• [The exercise]: Pictures stay out of your copy, but everything else in the records below must be repeated exactly.
■ ■ ■ ■ ■ ■ ■
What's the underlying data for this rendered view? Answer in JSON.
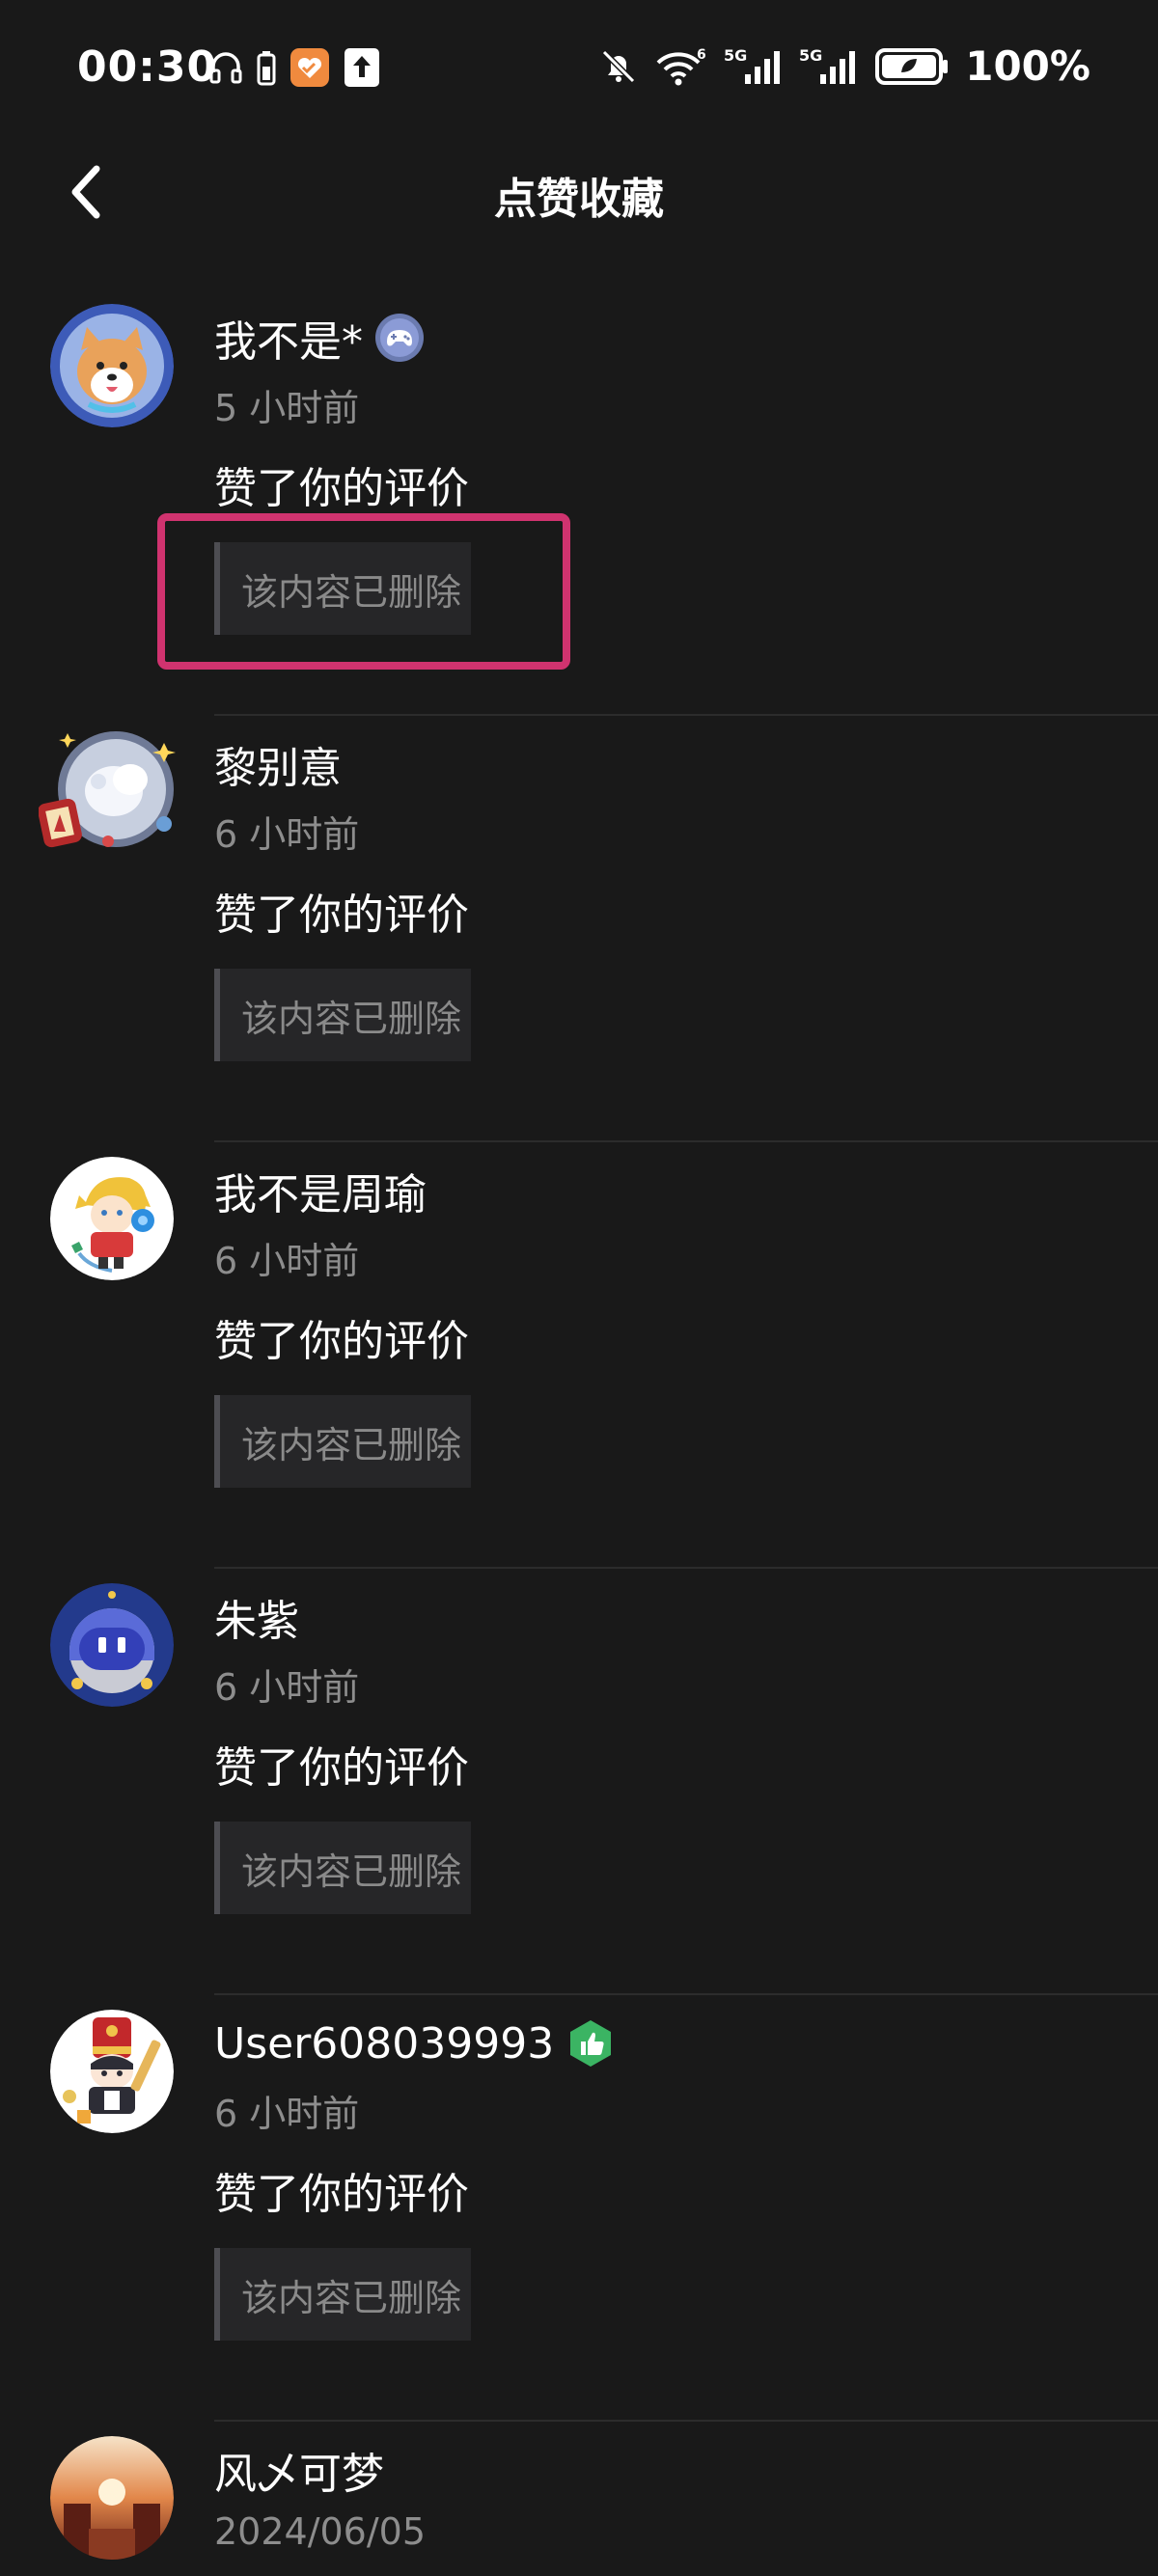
{
  "status_bar": {
    "time": "00:30",
    "battery_text": "100%",
    "icons_left": [
      "headphones-icon",
      "battery-small-icon",
      "app-heart-icon",
      "upload-icon"
    ],
    "icons_right": [
      "bell-mute-icon",
      "wifi-6-icon",
      "signal-5g-1-icon",
      "signal-5g-2-icon",
      "battery-leaf-icon"
    ]
  },
  "header": {
    "title": "点赞收藏",
    "back_icon": "chevron-left-icon"
  },
  "colors": {
    "background": "#191919",
    "highlight_border": "#d0336f",
    "secondary_text": "#8d8d8d",
    "deleted_box": "#262628"
  },
  "items": [
    {
      "name": "我不是*",
      "badge": "game-controller-badge",
      "time": "5 小时前",
      "action": "赞了你的评价",
      "content": "该内容已删除",
      "highlighted": true
    },
    {
      "name": "黎别意",
      "badge": "",
      "time": "6 小时前",
      "action": "赞了你的评价",
      "content": "该内容已删除"
    },
    {
      "name": "我不是周瑜",
      "badge": "",
      "time": "6 小时前",
      "action": "赞了你的评价",
      "content": "该内容已删除"
    },
    {
      "name": "朱紫",
      "badge": "",
      "time": "6 小时前",
      "action": "赞了你的评价",
      "content": "该内容已删除"
    },
    {
      "name": "User608039993",
      "badge": "thumbs-up-badge",
      "time": "6 小时前",
      "action": "赞了你的评价",
      "content": "该内容已删除"
    },
    {
      "name": "风乄可梦",
      "badge": "",
      "time": "2024/06/05"
    }
  ]
}
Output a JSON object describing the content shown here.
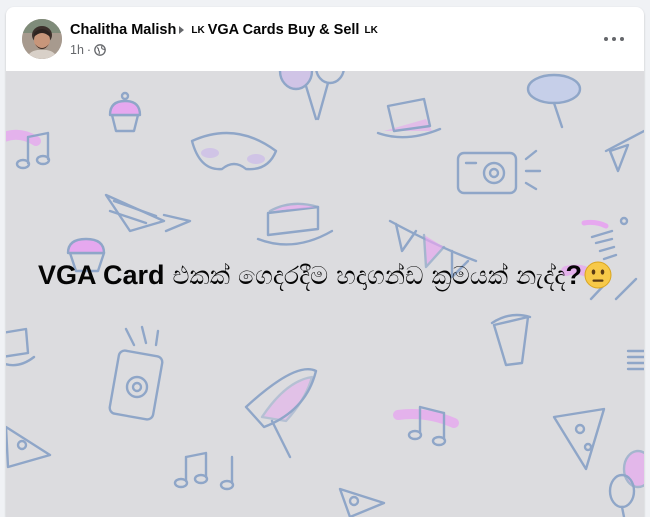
{
  "post": {
    "author": "Chalitha Malish",
    "flag_before": "LK",
    "group": "VGA Cards Buy & Sell",
    "flag_after": "LK",
    "time": "1h",
    "separator": "·",
    "privacy_icon": "globe-icon",
    "more_icon": "more-options-icon",
    "text_part1": "VGA Card",
    "text_part2": " එකක් ගෙදරදීම හදාගන්ඩ ක්‍රමයක් නැද්ද",
    "text_part3": "?",
    "emoji": "neutral-face-emoji"
  },
  "colors": {
    "text_primary": "#050505",
    "text_secondary": "#65676b",
    "background_pattern": "#dcdcdf",
    "pattern_stroke": "#8fa6c8",
    "pattern_accent": "#e6a8ef"
  }
}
■ ■ ■ ■ ■ ■ ■
• [Answer to this task]:
What's the underlying data for this rendered view? Answer in JSON.
{
  "status_bar": {
    "time": "00:30",
    "battery_text": "100%",
    "icons_left": [
      "headphones-icon",
      "battery-small-icon",
      "app-heart-icon",
      "upload-icon"
    ],
    "icons_right": [
      "bell-mute-icon",
      "wifi-6-icon",
      "signal-5g-1-icon",
      "signal-5g-2-icon",
      "battery-leaf-icon"
    ]
  },
  "header": {
    "title": "点赞收藏",
    "back_icon": "chevron-left-icon"
  },
  "colors": {
    "background": "#191919",
    "highlight_border": "#d0336f",
    "secondary_text": "#8d8d8d",
    "deleted_box": "#262628"
  },
  "items": [
    {
      "name": "我不是*",
      "badge": "game-controller-badge",
      "time": "5 小时前",
      "action": "赞了你的评价",
      "content": "该内容已删除",
      "highlighted": true
    },
    {
      "name": "黎别意",
      "badge": "",
      "time": "6 小时前",
      "action": "赞了你的评价",
      "content": "该内容已删除"
    },
    {
      "name": "我不是周瑜",
      "badge": "",
      "time": "6 小时前",
      "action": "赞了你的评价",
      "content": "该内容已删除"
    },
    {
      "name": "朱紫",
      "badge": "",
      "time": "6 小时前",
      "action": "赞了你的评价",
      "content": "该内容已删除"
    },
    {
      "name": "User608039993",
      "badge": "thumbs-up-badge",
      "time": "6 小时前",
      "action": "赞了你的评价",
      "content": "该内容已删除"
    },
    {
      "name": "风乄可梦",
      "badge": "",
      "time": "2024/06/05"
    }
  ]
}
Output a JSON object describing the content shown here.
{
  "post": {
    "author": "Chalitha Malish",
    "flag_before": "LK",
    "group": "VGA Cards Buy & Sell",
    "flag_after": "LK",
    "time": "1h",
    "separator": "·",
    "privacy_icon": "globe-icon",
    "more_icon": "more-options-icon",
    "text_part1": "VGA Card",
    "text_part2": " එකක් ගෙදරදීම හදාගන්ඩ ක්‍රමයක් නැද්ද",
    "text_part3": "?",
    "emoji": "neutral-face-emoji"
  },
  "colors": {
    "text_primary": "#050505",
    "text_secondary": "#65676b",
    "background_pattern": "#dcdcdf",
    "pattern_stroke": "#8fa6c8",
    "pattern_accent": "#e6a8ef"
  }
}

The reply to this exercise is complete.